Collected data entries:
— start —
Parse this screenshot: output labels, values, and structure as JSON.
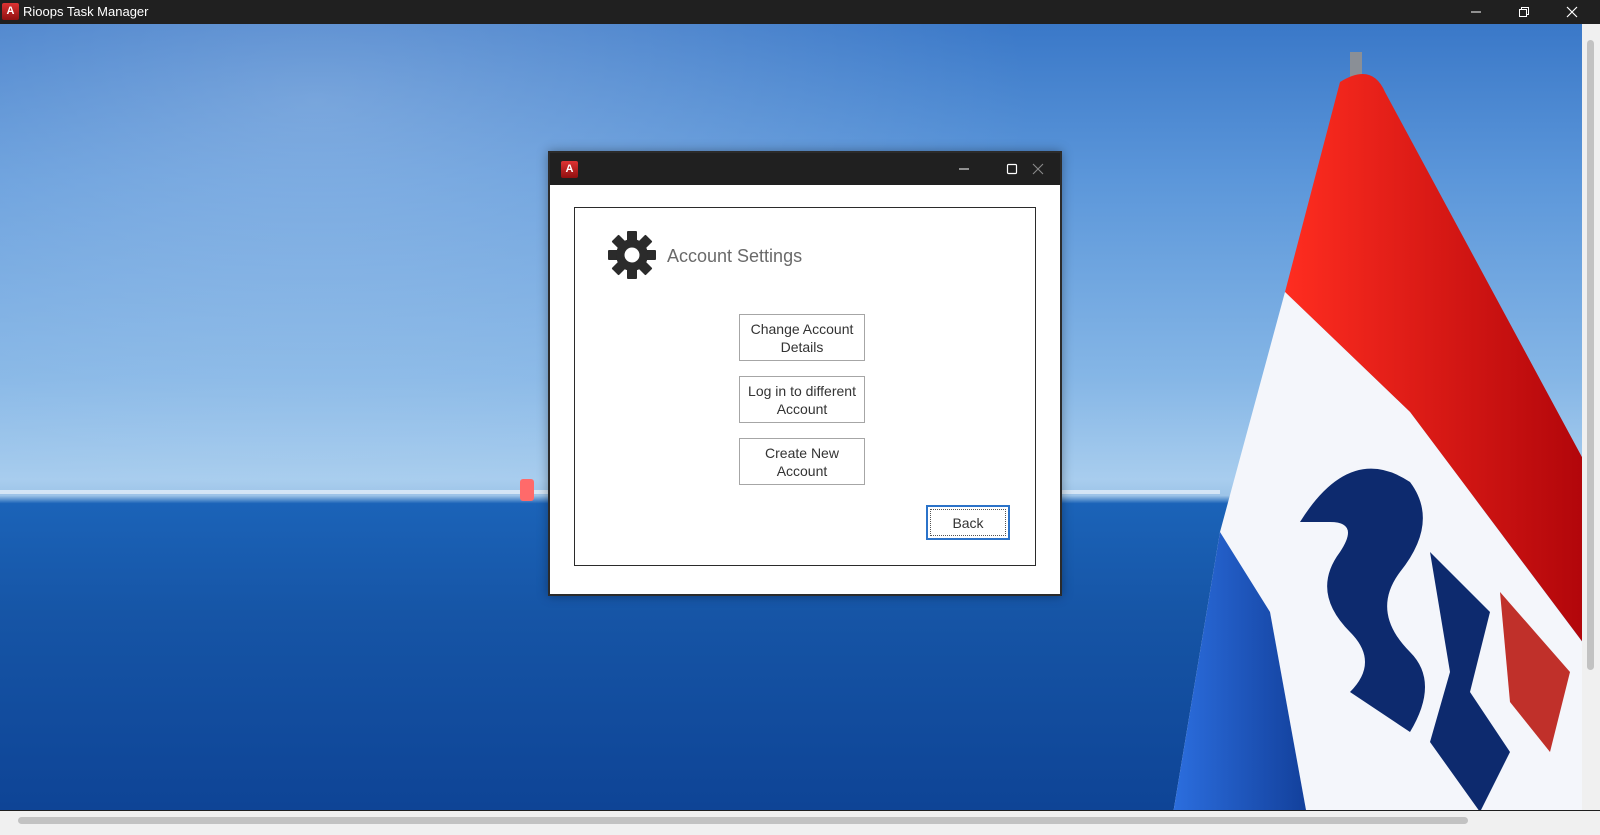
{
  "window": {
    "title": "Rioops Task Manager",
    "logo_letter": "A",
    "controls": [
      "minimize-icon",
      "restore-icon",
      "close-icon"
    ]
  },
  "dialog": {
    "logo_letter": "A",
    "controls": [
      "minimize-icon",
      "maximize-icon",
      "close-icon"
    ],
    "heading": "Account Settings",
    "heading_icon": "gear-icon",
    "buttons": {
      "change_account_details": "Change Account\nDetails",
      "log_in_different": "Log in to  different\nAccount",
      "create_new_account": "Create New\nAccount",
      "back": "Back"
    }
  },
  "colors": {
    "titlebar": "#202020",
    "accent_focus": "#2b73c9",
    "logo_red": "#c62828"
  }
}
— end —
◆ **Your task**: Images in the records should not be copied. Repeat all the rest exactly.

◆ **Task solution**:
Parse this screenshot: output labels, values, and structure as JSON.
{
  "window": {
    "title": "Rioops Task Manager",
    "logo_letter": "A",
    "controls": [
      "minimize-icon",
      "restore-icon",
      "close-icon"
    ]
  },
  "dialog": {
    "logo_letter": "A",
    "controls": [
      "minimize-icon",
      "maximize-icon",
      "close-icon"
    ],
    "heading": "Account Settings",
    "heading_icon": "gear-icon",
    "buttons": {
      "change_account_details": "Change Account\nDetails",
      "log_in_different": "Log in to  different\nAccount",
      "create_new_account": "Create New\nAccount",
      "back": "Back"
    }
  },
  "colors": {
    "titlebar": "#202020",
    "accent_focus": "#2b73c9",
    "logo_red": "#c62828"
  }
}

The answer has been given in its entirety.